____ Extracted entries

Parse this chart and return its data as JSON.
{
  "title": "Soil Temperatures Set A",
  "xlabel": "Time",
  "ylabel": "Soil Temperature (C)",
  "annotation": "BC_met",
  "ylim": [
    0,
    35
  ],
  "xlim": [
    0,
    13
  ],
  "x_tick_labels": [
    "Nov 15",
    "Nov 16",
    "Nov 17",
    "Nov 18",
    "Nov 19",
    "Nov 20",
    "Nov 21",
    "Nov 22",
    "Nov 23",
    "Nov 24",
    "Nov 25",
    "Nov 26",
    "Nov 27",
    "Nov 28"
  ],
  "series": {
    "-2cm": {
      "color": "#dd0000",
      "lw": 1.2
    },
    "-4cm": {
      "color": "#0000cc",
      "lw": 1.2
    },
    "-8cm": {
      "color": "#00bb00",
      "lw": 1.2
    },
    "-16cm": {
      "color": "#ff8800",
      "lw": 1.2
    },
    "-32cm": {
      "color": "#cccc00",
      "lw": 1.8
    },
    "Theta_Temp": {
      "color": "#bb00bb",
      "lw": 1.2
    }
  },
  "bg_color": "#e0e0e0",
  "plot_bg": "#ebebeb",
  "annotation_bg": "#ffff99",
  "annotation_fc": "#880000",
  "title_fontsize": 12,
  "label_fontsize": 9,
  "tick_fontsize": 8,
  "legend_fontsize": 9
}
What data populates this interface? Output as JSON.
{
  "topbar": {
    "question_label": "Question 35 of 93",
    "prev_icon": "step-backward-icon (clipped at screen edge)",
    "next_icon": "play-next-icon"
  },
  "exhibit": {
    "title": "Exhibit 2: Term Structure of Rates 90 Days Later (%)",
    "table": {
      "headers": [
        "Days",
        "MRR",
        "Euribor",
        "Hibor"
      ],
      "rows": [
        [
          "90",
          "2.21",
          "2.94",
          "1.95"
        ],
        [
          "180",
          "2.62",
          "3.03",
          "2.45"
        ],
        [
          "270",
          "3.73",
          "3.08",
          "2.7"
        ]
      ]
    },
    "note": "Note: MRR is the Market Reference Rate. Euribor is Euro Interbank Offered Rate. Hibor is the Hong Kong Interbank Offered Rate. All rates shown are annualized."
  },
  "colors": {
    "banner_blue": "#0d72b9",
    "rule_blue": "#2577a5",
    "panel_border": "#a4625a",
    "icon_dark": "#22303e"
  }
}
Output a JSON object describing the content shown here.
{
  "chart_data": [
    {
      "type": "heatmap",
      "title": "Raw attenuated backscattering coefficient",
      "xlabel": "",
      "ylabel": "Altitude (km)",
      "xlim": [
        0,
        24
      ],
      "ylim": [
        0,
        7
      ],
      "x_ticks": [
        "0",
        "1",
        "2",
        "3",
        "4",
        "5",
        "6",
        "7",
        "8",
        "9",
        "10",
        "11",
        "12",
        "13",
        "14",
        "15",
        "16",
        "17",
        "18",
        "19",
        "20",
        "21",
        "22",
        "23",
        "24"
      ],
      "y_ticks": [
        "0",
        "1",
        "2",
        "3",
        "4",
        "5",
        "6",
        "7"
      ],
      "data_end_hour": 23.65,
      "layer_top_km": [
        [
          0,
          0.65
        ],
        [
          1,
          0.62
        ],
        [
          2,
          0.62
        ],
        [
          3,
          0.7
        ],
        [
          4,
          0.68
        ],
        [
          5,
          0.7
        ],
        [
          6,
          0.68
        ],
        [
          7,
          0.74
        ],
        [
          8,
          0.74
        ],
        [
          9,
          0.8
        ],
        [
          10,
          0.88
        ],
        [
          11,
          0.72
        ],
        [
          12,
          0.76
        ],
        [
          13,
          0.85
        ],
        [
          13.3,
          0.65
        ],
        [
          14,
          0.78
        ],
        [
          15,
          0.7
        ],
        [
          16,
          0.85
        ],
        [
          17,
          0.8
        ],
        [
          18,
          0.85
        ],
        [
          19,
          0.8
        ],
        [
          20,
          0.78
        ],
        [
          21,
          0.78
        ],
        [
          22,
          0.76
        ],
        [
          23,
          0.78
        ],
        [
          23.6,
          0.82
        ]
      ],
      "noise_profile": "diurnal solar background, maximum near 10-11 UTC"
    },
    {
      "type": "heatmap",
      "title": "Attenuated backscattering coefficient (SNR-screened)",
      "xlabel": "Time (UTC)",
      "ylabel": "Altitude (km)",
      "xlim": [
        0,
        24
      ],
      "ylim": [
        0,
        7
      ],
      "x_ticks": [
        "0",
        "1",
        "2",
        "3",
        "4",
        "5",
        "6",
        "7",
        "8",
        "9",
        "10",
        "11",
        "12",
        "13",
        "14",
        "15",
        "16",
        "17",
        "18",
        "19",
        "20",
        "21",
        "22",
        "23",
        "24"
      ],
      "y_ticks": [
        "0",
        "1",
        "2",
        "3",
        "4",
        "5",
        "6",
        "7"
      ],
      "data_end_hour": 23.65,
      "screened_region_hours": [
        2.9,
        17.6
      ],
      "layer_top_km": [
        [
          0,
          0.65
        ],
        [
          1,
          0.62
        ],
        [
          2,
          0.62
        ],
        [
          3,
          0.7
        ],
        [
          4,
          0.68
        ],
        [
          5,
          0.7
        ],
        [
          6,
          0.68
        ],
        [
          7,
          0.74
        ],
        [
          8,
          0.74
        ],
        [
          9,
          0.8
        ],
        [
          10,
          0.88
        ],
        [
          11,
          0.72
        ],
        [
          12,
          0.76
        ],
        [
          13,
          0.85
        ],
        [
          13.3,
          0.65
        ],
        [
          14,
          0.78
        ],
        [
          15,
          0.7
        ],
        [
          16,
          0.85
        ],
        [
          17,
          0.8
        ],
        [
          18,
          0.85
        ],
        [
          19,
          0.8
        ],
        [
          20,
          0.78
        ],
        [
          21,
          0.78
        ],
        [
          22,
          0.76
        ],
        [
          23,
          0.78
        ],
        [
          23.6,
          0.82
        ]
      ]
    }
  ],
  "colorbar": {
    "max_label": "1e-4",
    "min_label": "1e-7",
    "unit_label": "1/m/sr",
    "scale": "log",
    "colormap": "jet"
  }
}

________

**Problem**
Please repeat the listing above in full and exactly.

**Written reply**
Parse this chart and return its data as JSON.
{
  "title": "Soil Temperatures Set A",
  "xlabel": "Time",
  "ylabel": "Soil Temperature (C)",
  "annotation": "BC_met",
  "ylim": [
    0,
    35
  ],
  "xlim": [
    0,
    13
  ],
  "x_tick_labels": [
    "Nov 15",
    "Nov 16",
    "Nov 17",
    "Nov 18",
    "Nov 19",
    "Nov 20",
    "Nov 21",
    "Nov 22",
    "Nov 23",
    "Nov 24",
    "Nov 25",
    "Nov 26",
    "Nov 27",
    "Nov 28"
  ],
  "series": {
    "-2cm": {
      "color": "#dd0000",
      "lw": 1.2
    },
    "-4cm": {
      "color": "#0000cc",
      "lw": 1.2
    },
    "-8cm": {
      "color": "#00bb00",
      "lw": 1.2
    },
    "-16cm": {
      "color": "#ff8800",
      "lw": 1.2
    },
    "-32cm": {
      "color": "#cccc00",
      "lw": 1.8
    },
    "Theta_Temp": {
      "color": "#bb00bb",
      "lw": 1.2
    }
  },
  "bg_color": "#e0e0e0",
  "plot_bg": "#ebebeb",
  "annotation_bg": "#ffff99",
  "annotation_fc": "#880000",
  "title_fontsize": 12,
  "label_fontsize": 9,
  "tick_fontsize": 8,
  "legend_fontsize": 9
}
What data populates this interface? Output as JSON.
{
  "topbar": {
    "question_label": "Question 35 of 93",
    "prev_icon": "step-backward-icon (clipped at screen edge)",
    "next_icon": "play-next-icon"
  },
  "exhibit": {
    "title": "Exhibit 2: Term Structure of Rates 90 Days Later (%)",
    "table": {
      "headers": [
        "Days",
        "MRR",
        "Euribor",
        "Hibor"
      ],
      "rows": [
        [
          "90",
          "2.21",
          "2.94",
          "1.95"
        ],
        [
          "180",
          "2.62",
          "3.03",
          "2.45"
        ],
        [
          "270",
          "3.73",
          "3.08",
          "2.7"
        ]
      ]
    },
    "note": "Note: MRR is the Market Reference Rate. Euribor is Euro Interbank Offered Rate. Hibor is the Hong Kong Interbank Offered Rate. All rates shown are annualized."
  },
  "colors": {
    "banner_blue": "#0d72b9",
    "rule_blue": "#2577a5",
    "panel_border": "#a4625a",
    "icon_dark": "#22303e"
  }
}
Output a JSON object describing the content shown here.
{
  "chart_data": [
    {
      "type": "heatmap",
      "title": "Raw attenuated backscattering coefficient",
      "xlabel": "",
      "ylabel": "Altitude (km)",
      "xlim": [
        0,
        24
      ],
      "ylim": [
        0,
        7
      ],
      "x_ticks": [
        "0",
        "1",
        "2",
        "3",
        "4",
        "5",
        "6",
        "7",
        "8",
        "9",
        "10",
        "11",
        "12",
        "13",
        "14",
        "15",
        "16",
        "17",
        "18",
        "19",
        "20",
        "21",
        "22",
        "23",
        "24"
      ],
      "y_ticks": [
        "0",
        "1",
        "2",
        "3",
        "4",
        "5",
        "6",
        "7"
      ],
      "data_end_hour": 23.65,
      "layer_top_km": [
        [
          0,
          0.65
        ],
        [
          1,
          0.62
        ],
        [
          2,
          0.62
        ],
        [
          3,
          0.7
        ],
        [
          4,
          0.68
        ],
        [
          5,
          0.7
        ],
        [
          6,
          0.68
        ],
        [
          7,
          0.74
        ],
        [
          8,
          0.74
        ],
        [
          9,
          0.8
        ],
        [
          10,
          0.88
        ],
        [
          11,
          0.72
        ],
        [
          12,
          0.76
        ],
        [
          13,
          0.85
        ],
        [
          13.3,
          0.65
        ],
        [
          14,
          0.78
        ],
        [
          15,
          0.7
        ],
        [
          16,
          0.85
        ],
        [
          17,
          0.8
        ],
        [
          18,
          0.85
        ],
        [
          19,
          0.8
        ],
        [
          20,
          0.78
        ],
        [
          21,
          0.78
        ],
        [
          22,
          0.76
        ],
        [
          23,
          0.78
        ],
        [
          23.6,
          0.82
        ]
      ],
      "noise_profile": "diurnal solar background, maximum near 10-11 UTC"
    },
    {
      "type": "heatmap",
      "title": "Attenuated backscattering coefficient (SNR-screened)",
      "xlabel": "Time (UTC)",
      "ylabel": "Altitude (km)",
      "xlim": [
        0,
        24
      ],
      "ylim": [
        0,
        7
      ],
      "x_ticks": [
        "0",
        "1",
        "2",
        "3",
        "4",
        "5",
        "6",
        "7",
        "8",
        "9",
        "10",
        "11",
        "12",
        "13",
        "14",
        "15",
        "16",
        "17",
        "18",
        "19",
        "20",
        "21",
        "22",
        "23",
        "24"
      ],
      "y_ticks": [
        "0",
        "1",
        "2",
        "3",
        "4",
        "5",
        "6",
        "7"
      ],
      "data_end_hour": 23.65,
      "screened_region_hours": [
        2.9,
        17.6
      ],
      "layer_top_km": [
        [
          0,
          0.65
        ],
        [
          1,
          0.62
        ],
        [
          2,
          0.62
        ],
        [
          3,
          0.7
        ],
        [
          4,
          0.68
        ],
        [
          5,
          0.7
        ],
        [
          6,
          0.68
        ],
        [
          7,
          0.74
        ],
        [
          8,
          0.74
        ],
        [
          9,
          0.8
        ],
        [
          10,
          0.88
        ],
        [
          11,
          0.72
        ],
        [
          12,
          0.76
        ],
        [
          13,
          0.85
        ],
        [
          13.3,
          0.65
        ],
        [
          14,
          0.78
        ],
        [
          15,
          0.7
        ],
        [
          16,
          0.85
        ],
        [
          17,
          0.8
        ],
        [
          18,
          0.85
        ],
        [
          19,
          0.8
        ],
        [
          20,
          0.78
        ],
        [
          21,
          0.78
        ],
        [
          22,
          0.76
        ],
        [
          23,
          0.78
        ],
        [
          23.6,
          0.82
        ]
      ]
    }
  ],
  "colorbar": {
    "max_label": "1e-4",
    "min_label": "1e-7",
    "unit_label": "1/m/sr",
    "scale": "log",
    "colormap": "jet"
  }
}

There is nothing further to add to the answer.